* [What is required]: Retype the listing from the line with "781, 752, 808]" to the line with "428, 759, 455]" with no changes.

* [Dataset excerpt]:
** Start **
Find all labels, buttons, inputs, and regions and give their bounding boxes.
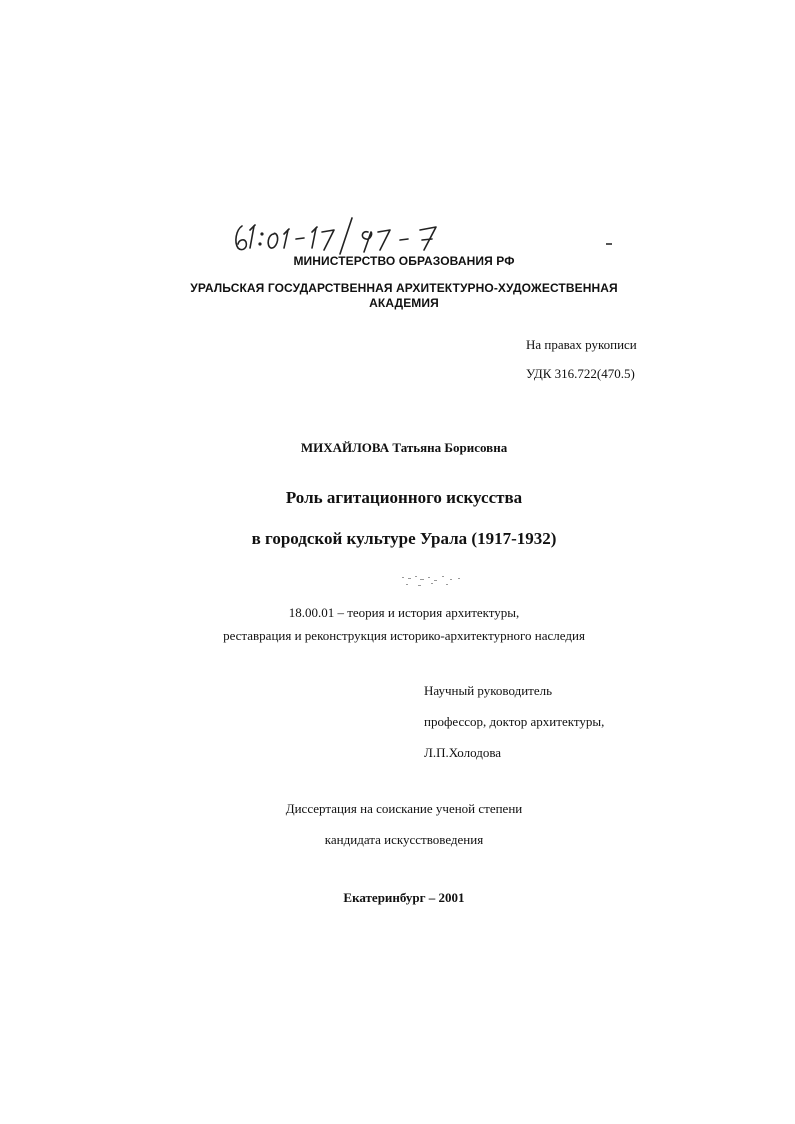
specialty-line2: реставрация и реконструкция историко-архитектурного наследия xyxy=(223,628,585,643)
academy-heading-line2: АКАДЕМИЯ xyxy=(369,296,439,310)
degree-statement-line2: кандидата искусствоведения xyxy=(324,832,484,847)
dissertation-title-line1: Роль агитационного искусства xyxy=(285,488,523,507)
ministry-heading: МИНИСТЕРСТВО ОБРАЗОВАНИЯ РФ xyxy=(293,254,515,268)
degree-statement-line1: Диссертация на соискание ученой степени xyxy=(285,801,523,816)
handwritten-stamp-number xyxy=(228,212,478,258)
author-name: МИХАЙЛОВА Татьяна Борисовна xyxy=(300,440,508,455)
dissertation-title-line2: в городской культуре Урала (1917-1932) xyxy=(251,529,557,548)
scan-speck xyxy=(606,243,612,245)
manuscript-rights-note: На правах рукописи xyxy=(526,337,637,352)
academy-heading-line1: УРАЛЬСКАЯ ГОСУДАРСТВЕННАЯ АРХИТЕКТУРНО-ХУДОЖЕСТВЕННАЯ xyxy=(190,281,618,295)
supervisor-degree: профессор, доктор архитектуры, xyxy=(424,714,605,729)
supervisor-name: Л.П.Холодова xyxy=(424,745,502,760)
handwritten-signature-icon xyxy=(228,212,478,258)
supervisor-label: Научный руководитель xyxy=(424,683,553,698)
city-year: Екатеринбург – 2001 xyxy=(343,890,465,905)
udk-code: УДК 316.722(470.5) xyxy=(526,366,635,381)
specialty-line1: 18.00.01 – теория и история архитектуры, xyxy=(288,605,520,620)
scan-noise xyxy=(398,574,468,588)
** End **
** Start **
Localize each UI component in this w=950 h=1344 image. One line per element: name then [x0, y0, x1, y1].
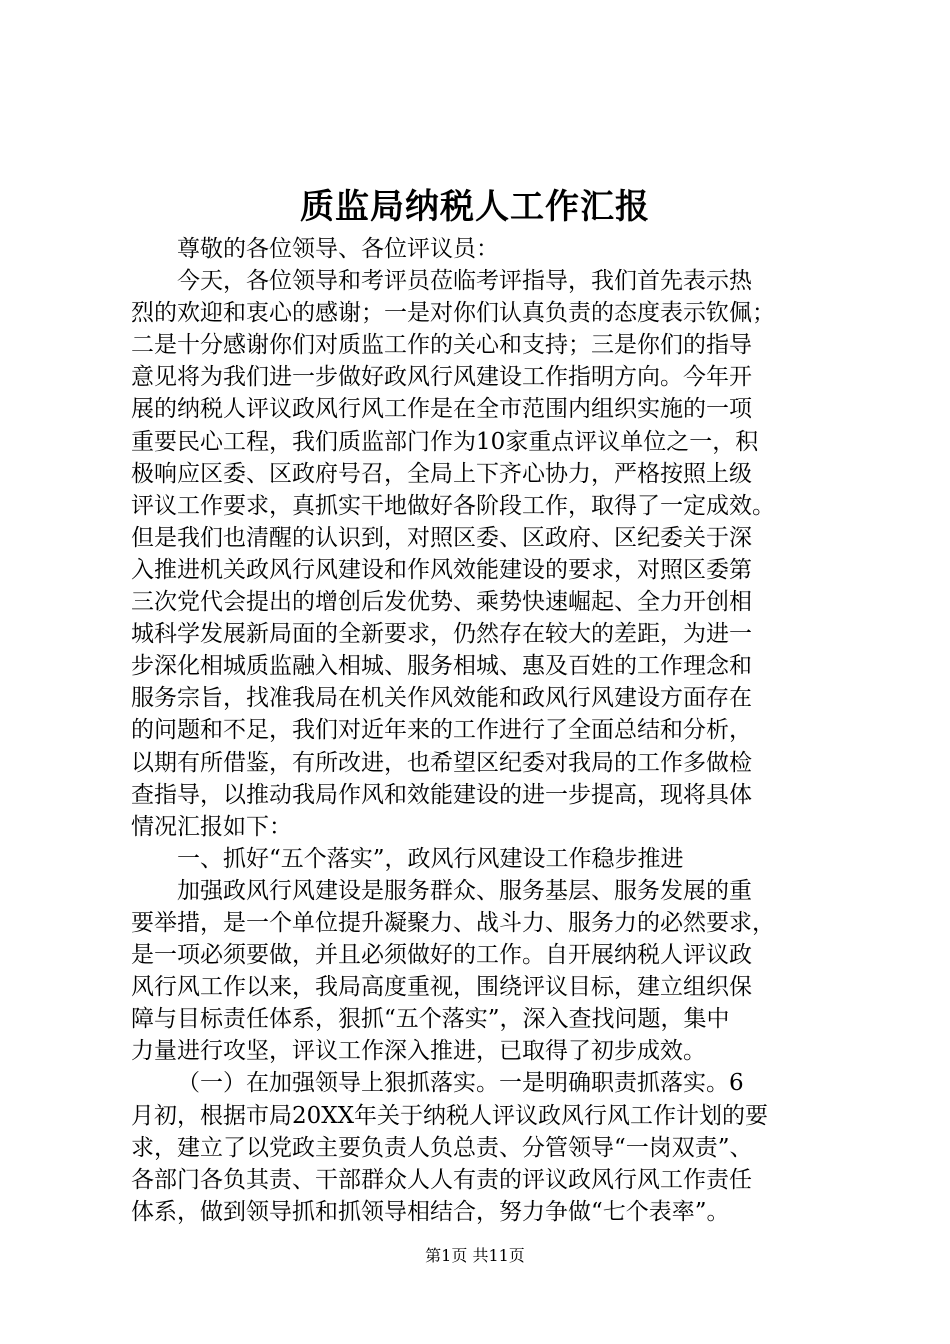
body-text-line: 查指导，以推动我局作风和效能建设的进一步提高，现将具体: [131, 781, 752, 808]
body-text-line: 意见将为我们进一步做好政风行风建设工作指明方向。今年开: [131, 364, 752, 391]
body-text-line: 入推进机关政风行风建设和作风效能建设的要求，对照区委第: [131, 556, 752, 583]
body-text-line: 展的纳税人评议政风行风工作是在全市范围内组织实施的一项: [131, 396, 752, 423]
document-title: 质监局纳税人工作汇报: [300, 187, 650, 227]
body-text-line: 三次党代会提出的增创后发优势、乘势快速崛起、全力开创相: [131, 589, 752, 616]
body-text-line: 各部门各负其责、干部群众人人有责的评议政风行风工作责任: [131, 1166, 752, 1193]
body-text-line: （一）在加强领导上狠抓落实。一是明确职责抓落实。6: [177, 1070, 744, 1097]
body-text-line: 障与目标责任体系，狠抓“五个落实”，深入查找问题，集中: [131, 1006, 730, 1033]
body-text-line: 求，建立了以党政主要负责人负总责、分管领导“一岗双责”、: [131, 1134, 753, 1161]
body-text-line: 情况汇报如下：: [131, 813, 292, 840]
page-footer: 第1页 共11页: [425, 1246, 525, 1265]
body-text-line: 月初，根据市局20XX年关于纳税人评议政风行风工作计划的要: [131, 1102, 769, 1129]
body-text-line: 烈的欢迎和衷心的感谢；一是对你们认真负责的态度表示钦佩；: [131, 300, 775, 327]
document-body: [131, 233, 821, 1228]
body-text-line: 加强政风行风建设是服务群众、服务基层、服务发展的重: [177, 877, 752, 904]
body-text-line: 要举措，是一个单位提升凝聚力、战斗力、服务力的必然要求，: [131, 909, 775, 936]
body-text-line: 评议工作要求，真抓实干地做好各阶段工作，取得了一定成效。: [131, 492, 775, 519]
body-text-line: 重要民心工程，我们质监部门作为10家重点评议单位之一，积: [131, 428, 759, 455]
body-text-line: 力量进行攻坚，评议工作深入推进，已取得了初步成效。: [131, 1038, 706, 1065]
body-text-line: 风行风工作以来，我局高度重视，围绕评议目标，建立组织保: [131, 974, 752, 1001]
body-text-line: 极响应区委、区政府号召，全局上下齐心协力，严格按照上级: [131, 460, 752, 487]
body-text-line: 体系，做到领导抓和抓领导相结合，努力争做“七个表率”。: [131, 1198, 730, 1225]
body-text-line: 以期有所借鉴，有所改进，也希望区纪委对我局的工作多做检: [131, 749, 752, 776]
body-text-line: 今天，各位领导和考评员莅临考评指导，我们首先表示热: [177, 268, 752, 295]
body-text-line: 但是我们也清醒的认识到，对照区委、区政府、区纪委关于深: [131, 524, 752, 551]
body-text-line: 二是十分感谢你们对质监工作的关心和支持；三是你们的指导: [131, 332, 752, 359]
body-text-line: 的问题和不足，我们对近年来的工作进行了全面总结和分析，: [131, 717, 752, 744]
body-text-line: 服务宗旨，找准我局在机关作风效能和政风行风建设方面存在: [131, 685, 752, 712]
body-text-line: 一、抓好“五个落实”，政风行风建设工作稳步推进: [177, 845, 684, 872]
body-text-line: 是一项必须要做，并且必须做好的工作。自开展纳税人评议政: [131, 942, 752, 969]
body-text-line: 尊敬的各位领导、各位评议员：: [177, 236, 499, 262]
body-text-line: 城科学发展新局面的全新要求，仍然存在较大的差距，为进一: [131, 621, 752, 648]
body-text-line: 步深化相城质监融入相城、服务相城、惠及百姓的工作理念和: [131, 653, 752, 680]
** End **
* [Exercise result]:
body-text-line: 查指导，以推动我局作风和效能建设的进一步提高，现将具体: [131, 781, 752, 808]
body-text-line: 意见将为我们进一步做好政风行风建设工作指明方向。今年开: [131, 364, 752, 391]
body-text-line: 入推进机关政风行风建设和作风效能建设的要求，对照区委第: [131, 556, 752, 583]
body-text-line: 展的纳税人评议政风行风工作是在全市范围内组织实施的一项: [131, 396, 752, 423]
document-title: 质监局纳税人工作汇报: [300, 187, 650, 227]
body-text-line: 三次党代会提出的增创后发优势、乘势快速崛起、全力开创相: [131, 589, 752, 616]
body-text-line: 各部门各负其责、干部群众人人有责的评议政风行风工作责任: [131, 1166, 752, 1193]
body-text-line: （一）在加强领导上狠抓落实。一是明确职责抓落实。6: [177, 1070, 744, 1097]
body-text-line: 障与目标责任体系，狠抓“五个落实”，深入查找问题，集中: [131, 1006, 730, 1033]
body-text-line: 求，建立了以党政主要负责人负总责、分管领导“一岗双责”、: [131, 1134, 753, 1161]
body-text-line: 情况汇报如下：: [131, 813, 292, 840]
page-footer: 第1页 共11页: [425, 1246, 525, 1265]
body-text-line: 月初，根据市局20XX年关于纳税人评议政风行风工作计划的要: [131, 1102, 769, 1129]
body-text-line: 烈的欢迎和衷心的感谢；一是对你们认真负责的态度表示钦佩；: [131, 300, 775, 327]
document-body: [131, 233, 821, 1228]
body-text-line: 加强政风行风建设是服务群众、服务基层、服务发展的重: [177, 877, 752, 904]
body-text-line: 要举措，是一个单位提升凝聚力、战斗力、服务力的必然要求，: [131, 909, 775, 936]
body-text-line: 评议工作要求，真抓实干地做好各阶段工作，取得了一定成效。: [131, 492, 775, 519]
body-text-line: 重要民心工程，我们质监部门作为10家重点评议单位之一，积: [131, 428, 759, 455]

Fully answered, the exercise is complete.